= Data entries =
■ ■ ■ ■

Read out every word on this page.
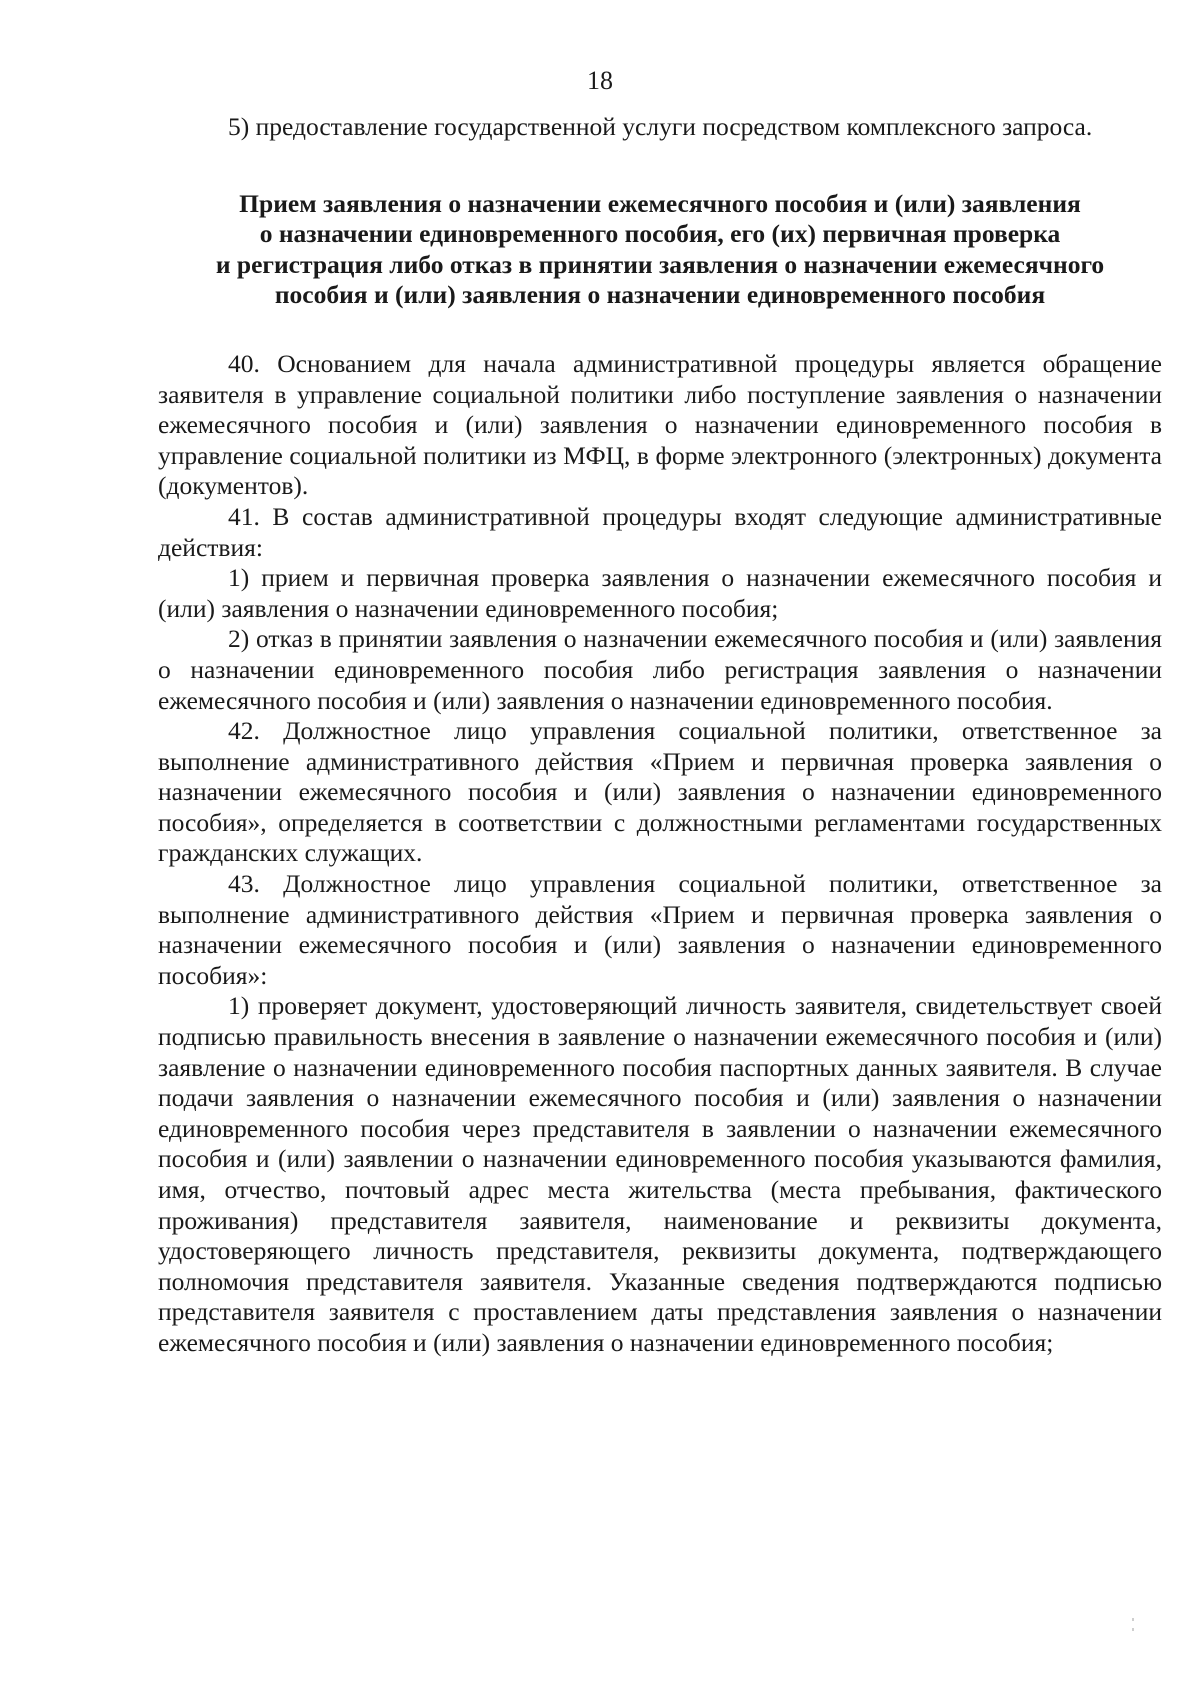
18

5) предоставление государственной услуги посредством комплексного запроса.

Прием заявления о назначении ежемесячного пособия и (или) заявления
о назначении единовременного пособия, его (их) первичная проверка
и регистрация либо отказ в принятии заявления о назначении ежемесячного
пособия и (или) заявления о назначении единовременного пособия

40. Основанием для начала административной процедуры является обращение заявителя в управление социальной политики либо поступление заявления о назначении ежемесячного пособия и (или) заявления о назначении единовременного пособия в управление социальной политики из МФЦ, в форме электронного (электронных) документа (документов).

41. В состав административной процедуры входят следующие административные действия:

1) прием и первичная проверка заявления о назначении ежемесячного пособия и (или) заявления о назначении единовременного пособия;

2) отказ в принятии заявления о назначении ежемесячного пособия и (или) заявления о назначении единовременного пособия либо регистрация заявления о назначении ежемесячного пособия и (или) заявления о назначении единовременного пособия.

42. Должностное лицо управления социальной политики, ответственное за выполнение административного действия «Прием и первичная проверка заявления о назначении ежемесячного пособия и (или) заявления о назначении единовременного пособия», определяется в соответствии с должностными регламентами государственных гражданских служащих.

43. Должностное лицо управления социальной политики, ответственное за выполнение административного действия «Прием и первичная проверка заявления о назначении ежемесячного пособия и (или) заявления о назначении единовременного пособия»:

1) проверяет документ, удостоверяющий личность заявителя, свидетельствует своей подписью правильность внесения в заявление о назначении ежемесячного пособия и (или) заявление о назначении единовременного пособия паспортных данных заявителя. В случае подачи заявления о назначении ежемесячного пособия и (или) заявления о назначении единовременного пособия через представителя в заявлении о назначении ежемесячного пособия и (или) заявлении о назначении единовременного пособия указываются фамилия, имя, отчество, почтовый адрес места жительства (места пребывания, фактического проживания) представителя заявителя, наименование и реквизиты документа, удостоверяющего личность представителя, реквизиты документа, подтверждающего полномочия представителя заявителя. Указанные сведения подтверждаются подписью представителя заявителя с проставлением даты представления заявления о назначении ежемесячного пособия и (или) заявления о назначении единовременного пособия;
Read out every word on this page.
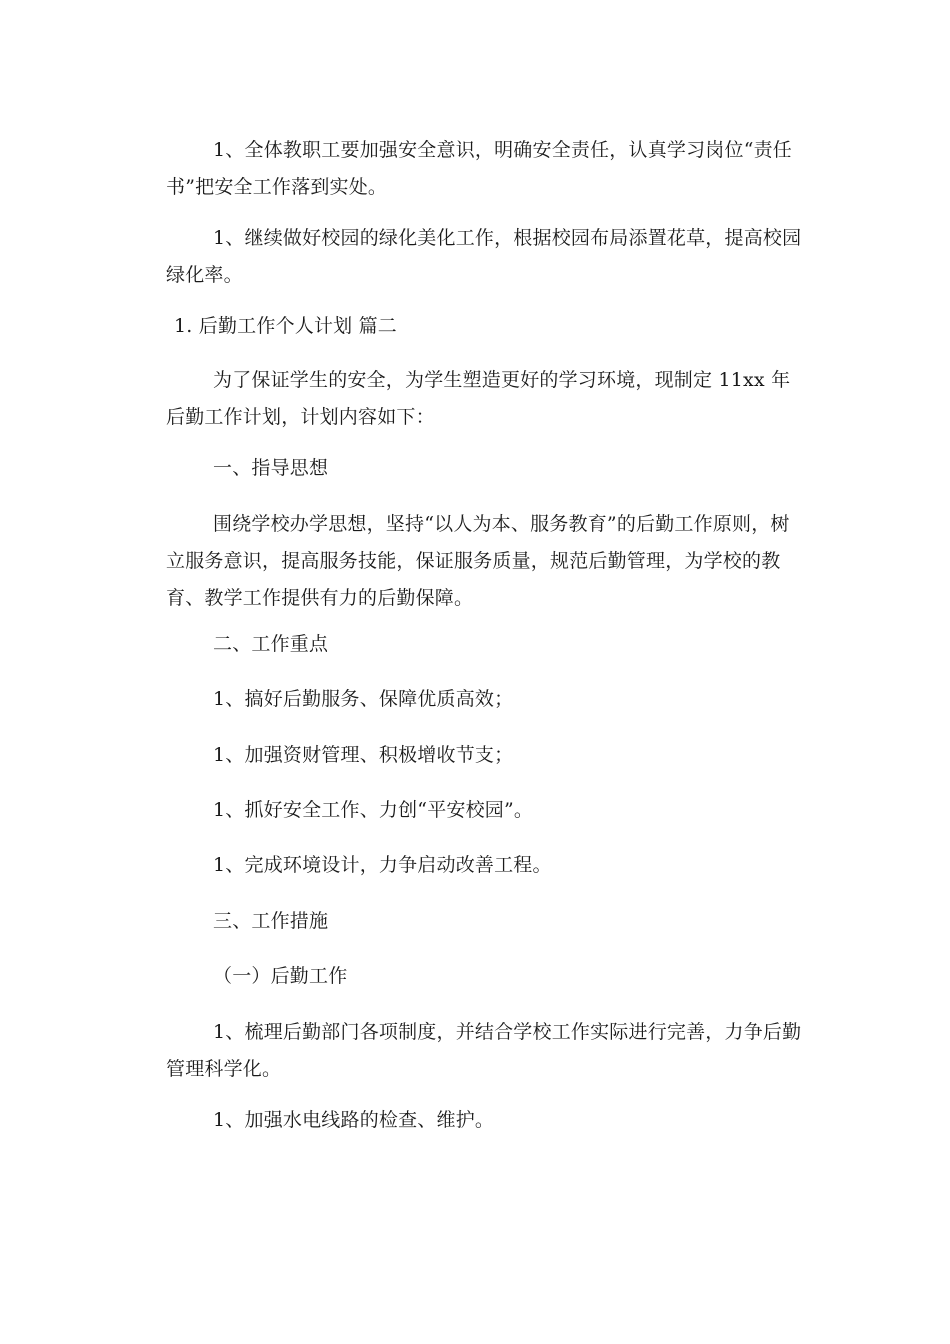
1、全体教职工要加强安全意识，明确安全责任，认真学习岗位“责任书”把安全工作落到实处。

1、继续做好校园的绿化美化工作，根据校园布局添置花草，提高校园绿化率。

1. 后勤工作个人计划 篇二

为了保证学生的安全，为学生塑造更好的学习环境，现制定 11xx 年后勤工作计划，计划内容如下：

一、指导思想

围绕学校办学思想，坚持“以人为本、服务教育”的后勤工作原则，树立服务意识，提高服务技能，保证服务质量，规范后勤管理，为学校的教育、教学工作提供有力的后勤保障。

二、工作重点

1、搞好后勤服务、保障优质高效；

1、加强资财管理、积极增收节支；

1、抓好安全工作、力创“平安校园”。

1、完成环境设计，力争启动改善工程。

三、工作措施

（一）后勤工作

1、梳理后勤部门各项制度，并结合学校工作实际进行完善，力争后勤管理科学化。

1、加强水电线路的检查、维护。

■ ■ ■ ■

= Exercise instructions =
Do not include the images; transcribe the rest of the listing exactly.

= Exercise response =
Read out every word on this page.
18

5) предоставление государственной услуги посредством комплексного запроса.

Прием заявления о назначении ежемесячного пособия и (или) заявления
о назначении единовременного пособия, его (их) первичная проверка
и регистрация либо отказ в принятии заявления о назначении ежемесячного
пособия и (или) заявления о назначении единовременного пособия

40. Основанием для начала административной процедуры является обращение заявителя в управление социальной политики либо поступление заявления о назначении ежемесячного пособия и (или) заявления о назначении единовременного пособия в управление социальной политики из МФЦ, в форме электронного (электронных) документа (документов).

41. В состав административной процедуры входят следующие административные действия:

1) прием и первичная проверка заявления о назначении ежемесячного пособия и (или) заявления о назначении единовременного пособия;

2) отказ в принятии заявления о назначении ежемесячного пособия и (или) заявления о назначении единовременного пособия либо регистрация заявления о назначении ежемесячного пособия и (или) заявления о назначении единовременного пособия.

42. Должностное лицо управления социальной политики, ответственное за выполнение административного действия «Прием и первичная проверка заявления о назначении ежемесячного пособия и (или) заявления о назначении единовременного пособия», определяется в соответствии с должностными регламентами государственных гражданских служащих.

43. Должностное лицо управления социальной политики, ответственное за выполнение административного действия «Прием и первичная проверка заявления о назначении ежемесячного пособия и (или) заявления о назначении единовременного пособия»:

1) проверяет документ, удостоверяющий личность заявителя, свидетельствует своей подписью правильность внесения в заявление о назначении ежемесячного пособия и (или) заявление о назначении единовременного пособия паспортных данных заявителя. В случае подачи заявления о назначении ежемесячного пособия и (или) заявления о назначении единовременного пособия через представителя в заявлении о назначении ежемесячного пособия и (или) заявлении о назначении единовременного пособия указываются фамилия, имя, отчество, почтовый адрес места жительства (места пребывания, фактического проживания) представителя заявителя, наименование и реквизиты документа, удостоверяющего личность представителя, реквизиты документа, подтверждающего полномочия представителя заявителя. Указанные сведения подтверждаются подписью представителя заявителя с проставлением даты представления заявления о назначении ежемесячного пособия и (или) заявления о назначении единовременного пособия;
Read out every word on this page.
1、全体教职工要加强安全意识，明确安全责任，认真学习岗位“责任书”把安全工作落到实处。

1、继续做好校园的绿化美化工作，根据校园布局添置花草，提高校园绿化率。

1. 后勤工作个人计划 篇二

为了保证学生的安全，为学生塑造更好的学习环境，现制定 11xx 年后勤工作计划，计划内容如下：

一、指导思想

围绕学校办学思想，坚持“以人为本、服务教育”的后勤工作原则，树立服务意识，提高服务技能，保证服务质量，规范后勤管理，为学校的教育、教学工作提供有力的后勤保障。

二、工作重点

1、搞好后勤服务、保障优质高效；

1、加强资财管理、积极增收节支；

1、抓好安全工作、力创“平安校园”。

1、完成环境设计，力争启动改善工程。

三、工作措施

（一）后勤工作

1、梳理后勤部门各项制度，并结合学校工作实际进行完善，力争后勤管理科学化。

1、加强水电线路的检查、维护。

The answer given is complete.